§ **EXERCISE PROMPT**: Write out the entries below once more, exactly.

-=-=-=-=-

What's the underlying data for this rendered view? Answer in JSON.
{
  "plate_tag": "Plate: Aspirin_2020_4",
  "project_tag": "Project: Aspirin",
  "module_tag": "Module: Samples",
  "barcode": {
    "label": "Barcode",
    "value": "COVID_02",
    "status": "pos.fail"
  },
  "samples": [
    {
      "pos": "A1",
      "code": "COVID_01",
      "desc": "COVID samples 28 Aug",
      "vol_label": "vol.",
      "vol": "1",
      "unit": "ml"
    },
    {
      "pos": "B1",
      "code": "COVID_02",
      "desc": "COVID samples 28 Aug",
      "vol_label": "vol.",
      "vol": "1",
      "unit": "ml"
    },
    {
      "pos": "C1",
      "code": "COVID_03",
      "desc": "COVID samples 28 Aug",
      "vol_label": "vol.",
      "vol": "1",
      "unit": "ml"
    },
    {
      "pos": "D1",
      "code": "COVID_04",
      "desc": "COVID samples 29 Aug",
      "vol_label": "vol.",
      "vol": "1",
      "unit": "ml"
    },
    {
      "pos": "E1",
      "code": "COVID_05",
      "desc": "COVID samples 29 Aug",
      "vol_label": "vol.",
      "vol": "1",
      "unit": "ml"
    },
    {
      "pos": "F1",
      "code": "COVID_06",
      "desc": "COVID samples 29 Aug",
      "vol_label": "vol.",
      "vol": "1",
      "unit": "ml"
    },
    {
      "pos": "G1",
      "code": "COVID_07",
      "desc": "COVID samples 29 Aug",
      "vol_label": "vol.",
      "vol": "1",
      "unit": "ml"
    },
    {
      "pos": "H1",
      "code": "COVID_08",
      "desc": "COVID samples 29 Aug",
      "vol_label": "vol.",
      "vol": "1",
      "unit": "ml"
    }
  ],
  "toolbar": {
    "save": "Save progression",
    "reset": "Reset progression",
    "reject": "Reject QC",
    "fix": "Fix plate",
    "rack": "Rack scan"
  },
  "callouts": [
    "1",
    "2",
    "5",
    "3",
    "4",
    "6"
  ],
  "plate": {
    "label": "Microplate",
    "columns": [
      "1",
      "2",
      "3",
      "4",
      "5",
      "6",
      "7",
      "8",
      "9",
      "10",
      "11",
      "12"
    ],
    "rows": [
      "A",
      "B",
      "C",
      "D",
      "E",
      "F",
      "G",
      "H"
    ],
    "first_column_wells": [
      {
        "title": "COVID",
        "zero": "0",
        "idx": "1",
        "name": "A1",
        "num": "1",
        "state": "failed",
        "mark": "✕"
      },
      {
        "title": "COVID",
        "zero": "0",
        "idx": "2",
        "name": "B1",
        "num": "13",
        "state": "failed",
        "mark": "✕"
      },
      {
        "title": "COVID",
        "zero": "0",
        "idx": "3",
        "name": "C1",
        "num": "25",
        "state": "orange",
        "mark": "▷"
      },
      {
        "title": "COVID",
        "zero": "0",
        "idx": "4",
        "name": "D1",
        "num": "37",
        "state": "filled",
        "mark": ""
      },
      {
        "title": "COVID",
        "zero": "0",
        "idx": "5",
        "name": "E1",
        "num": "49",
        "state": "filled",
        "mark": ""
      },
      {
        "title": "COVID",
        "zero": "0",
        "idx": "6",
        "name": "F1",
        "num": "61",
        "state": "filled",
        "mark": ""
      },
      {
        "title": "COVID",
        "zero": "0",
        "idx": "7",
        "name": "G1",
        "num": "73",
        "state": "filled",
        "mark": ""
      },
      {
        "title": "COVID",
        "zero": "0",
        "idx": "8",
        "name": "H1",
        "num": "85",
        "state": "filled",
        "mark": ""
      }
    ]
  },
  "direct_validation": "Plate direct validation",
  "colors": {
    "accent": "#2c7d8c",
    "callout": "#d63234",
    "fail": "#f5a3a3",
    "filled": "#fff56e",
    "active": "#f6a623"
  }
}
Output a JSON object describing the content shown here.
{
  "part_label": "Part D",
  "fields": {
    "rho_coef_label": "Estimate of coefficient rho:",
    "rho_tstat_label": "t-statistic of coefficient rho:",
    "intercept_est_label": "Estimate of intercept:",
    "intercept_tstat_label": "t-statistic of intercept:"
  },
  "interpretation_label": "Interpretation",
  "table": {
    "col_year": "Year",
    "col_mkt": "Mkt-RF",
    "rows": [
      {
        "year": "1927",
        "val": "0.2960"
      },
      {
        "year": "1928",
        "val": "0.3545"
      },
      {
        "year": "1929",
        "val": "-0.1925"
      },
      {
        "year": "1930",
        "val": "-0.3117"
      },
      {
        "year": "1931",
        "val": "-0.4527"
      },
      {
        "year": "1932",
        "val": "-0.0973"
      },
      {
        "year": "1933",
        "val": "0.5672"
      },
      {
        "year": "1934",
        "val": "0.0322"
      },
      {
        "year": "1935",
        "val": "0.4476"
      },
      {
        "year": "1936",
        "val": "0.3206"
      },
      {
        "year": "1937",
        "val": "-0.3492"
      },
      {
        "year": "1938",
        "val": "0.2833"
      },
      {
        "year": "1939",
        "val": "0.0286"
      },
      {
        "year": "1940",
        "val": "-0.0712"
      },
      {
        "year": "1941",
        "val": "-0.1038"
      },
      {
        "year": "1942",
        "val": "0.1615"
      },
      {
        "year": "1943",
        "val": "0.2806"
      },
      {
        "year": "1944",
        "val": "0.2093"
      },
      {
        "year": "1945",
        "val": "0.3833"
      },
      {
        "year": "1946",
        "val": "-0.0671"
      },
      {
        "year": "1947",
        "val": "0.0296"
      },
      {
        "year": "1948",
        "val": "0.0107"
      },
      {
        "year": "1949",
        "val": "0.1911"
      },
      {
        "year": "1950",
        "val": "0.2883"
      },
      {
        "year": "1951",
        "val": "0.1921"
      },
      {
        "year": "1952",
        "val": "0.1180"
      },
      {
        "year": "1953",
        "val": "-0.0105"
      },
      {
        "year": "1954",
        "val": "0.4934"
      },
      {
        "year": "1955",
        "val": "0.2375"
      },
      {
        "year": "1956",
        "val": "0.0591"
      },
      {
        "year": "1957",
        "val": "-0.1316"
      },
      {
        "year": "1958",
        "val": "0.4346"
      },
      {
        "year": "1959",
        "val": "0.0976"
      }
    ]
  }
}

-=-=-=-=-

§ **RESPONSE**:
What's the underlying data for this rendered view? Answer in JSON.
{
  "plate_tag": "Plate: Aspirin_2020_4",
  "project_tag": "Project: Aspirin",
  "module_tag": "Module: Samples",
  "barcode": {
    "label": "Barcode",
    "value": "COVID_02",
    "status": "pos.fail"
  },
  "samples": [
    {
      "pos": "A1",
      "code": "COVID_01",
      "desc": "COVID samples 28 Aug",
      "vol_label": "vol.",
      "vol": "1",
      "unit": "ml"
    },
    {
      "pos": "B1",
      "code": "COVID_02",
      "desc": "COVID samples 28 Aug",
      "vol_label": "vol.",
      "vol": "1",
      "unit": "ml"
    },
    {
      "pos": "C1",
      "code": "COVID_03",
      "desc": "COVID samples 28 Aug",
      "vol_label": "vol.",
      "vol": "1",
      "unit": "ml"
    },
    {
      "pos": "D1",
      "code": "COVID_04",
      "desc": "COVID samples 29 Aug",
      "vol_label": "vol.",
      "vol": "1",
      "unit": "ml"
    },
    {
      "pos": "E1",
      "code": "COVID_05",
      "desc": "COVID samples 29 Aug",
      "vol_label": "vol.",
      "vol": "1",
      "unit": "ml"
    },
    {
      "pos": "F1",
      "code": "COVID_06",
      "desc": "COVID samples 29 Aug",
      "vol_label": "vol.",
      "vol": "1",
      "unit": "ml"
    },
    {
      "pos": "G1",
      "code": "COVID_07",
      "desc": "COVID samples 29 Aug",
      "vol_label": "vol.",
      "vol": "1",
      "unit": "ml"
    },
    {
      "pos": "H1",
      "code": "COVID_08",
      "desc": "COVID samples 29 Aug",
      "vol_label": "vol.",
      "vol": "1",
      "unit": "ml"
    }
  ],
  "toolbar": {
    "save": "Save progression",
    "reset": "Reset progression",
    "reject": "Reject QC",
    "fix": "Fix plate",
    "rack": "Rack scan"
  },
  "callouts": [
    "1",
    "2",
    "5",
    "3",
    "4",
    "6"
  ],
  "plate": {
    "label": "Microplate",
    "columns": [
      "1",
      "2",
      "3",
      "4",
      "5",
      "6",
      "7",
      "8",
      "9",
      "10",
      "11",
      "12"
    ],
    "rows": [
      "A",
      "B",
      "C",
      "D",
      "E",
      "F",
      "G",
      "H"
    ],
    "first_column_wells": [
      {
        "title": "COVID",
        "zero": "0",
        "idx": "1",
        "name": "A1",
        "num": "1",
        "state": "failed",
        "mark": "✕"
      },
      {
        "title": "COVID",
        "zero": "0",
        "idx": "2",
        "name": "B1",
        "num": "13",
        "state": "failed",
        "mark": "✕"
      },
      {
        "title": "COVID",
        "zero": "0",
        "idx": "3",
        "name": "C1",
        "num": "25",
        "state": "orange",
        "mark": "▷"
      },
      {
        "title": "COVID",
        "zero": "0",
        "idx": "4",
        "name": "D1",
        "num": "37",
        "state": "filled",
        "mark": ""
      },
      {
        "title": "COVID",
        "zero": "0",
        "idx": "5",
        "name": "E1",
        "num": "49",
        "state": "filled",
        "mark": ""
      },
      {
        "title": "COVID",
        "zero": "0",
        "idx": "6",
        "name": "F1",
        "num": "61",
        "state": "filled",
        "mark": ""
      },
      {
        "title": "COVID",
        "zero": "0",
        "idx": "7",
        "name": "G1",
        "num": "73",
        "state": "filled",
        "mark": ""
      },
      {
        "title": "COVID",
        "zero": "0",
        "idx": "8",
        "name": "H1",
        "num": "85",
        "state": "filled",
        "mark": ""
      }
    ]
  },
  "direct_validation": "Plate direct validation",
  "colors": {
    "accent": "#2c7d8c",
    "callout": "#d63234",
    "fail": "#f5a3a3",
    "filled": "#fff56e",
    "active": "#f6a623"
  }
}
Output a JSON object describing the content shown here.
{
  "part_label": "Part D",
  "fields": {
    "rho_coef_label": "Estimate of coefficient rho:",
    "rho_tstat_label": "t-statistic of coefficient rho:",
    "intercept_est_label": "Estimate of intercept:",
    "intercept_tstat_label": "t-statistic of intercept:"
  },
  "interpretation_label": "Interpretation",
  "table": {
    "col_year": "Year",
    "col_mkt": "Mkt-RF",
    "rows": [
      {
        "year": "1927",
        "val": "0.2960"
      },
      {
        "year": "1928",
        "val": "0.3545"
      },
      {
        "year": "1929",
        "val": "-0.1925"
      },
      {
        "year": "1930",
        "val": "-0.3117"
      },
      {
        "year": "1931",
        "val": "-0.4527"
      },
      {
        "year": "1932",
        "val": "-0.0973"
      },
      {
        "year": "1933",
        "val": "0.5672"
      },
      {
        "year": "1934",
        "val": "0.0322"
      },
      {
        "year": "1935",
        "val": "0.4476"
      },
      {
        "year": "1936",
        "val": "0.3206"
      },
      {
        "year": "1937",
        "val": "-0.3492"
      },
      {
        "year": "1938",
        "val": "0.2833"
      },
      {
        "year": "1939",
        "val": "0.0286"
      },
      {
        "year": "1940",
        "val": "-0.0712"
      },
      {
        "year": "1941",
        "val": "-0.1038"
      },
      {
        "year": "1942",
        "val": "0.1615"
      },
      {
        "year": "1943",
        "val": "0.2806"
      },
      {
        "year": "1944",
        "val": "0.2093"
      },
      {
        "year": "1945",
        "val": "0.3833"
      },
      {
        "year": "1946",
        "val": "-0.0671"
      },
      {
        "year": "1947",
        "val": "0.0296"
      },
      {
        "year": "1948",
        "val": "0.0107"
      },
      {
        "year": "1949",
        "val": "0.1911"
      },
      {
        "year": "1950",
        "val": "0.2883"
      },
      {
        "year": "1951",
        "val": "0.1921"
      },
      {
        "year": "1952",
        "val": "0.1180"
      },
      {
        "year": "1953",
        "val": "-0.0105"
      },
      {
        "year": "1954",
        "val": "0.4934"
      },
      {
        "year": "1955",
        "val": "0.2375"
      },
      {
        "year": "1956",
        "val": "0.0591"
      },
      {
        "year": "1957",
        "val": "-0.1316"
      },
      {
        "year": "1958",
        "val": "0.4346"
      },
      {
        "year": "1959",
        "val": "0.0976"
      }
    ]
  }
}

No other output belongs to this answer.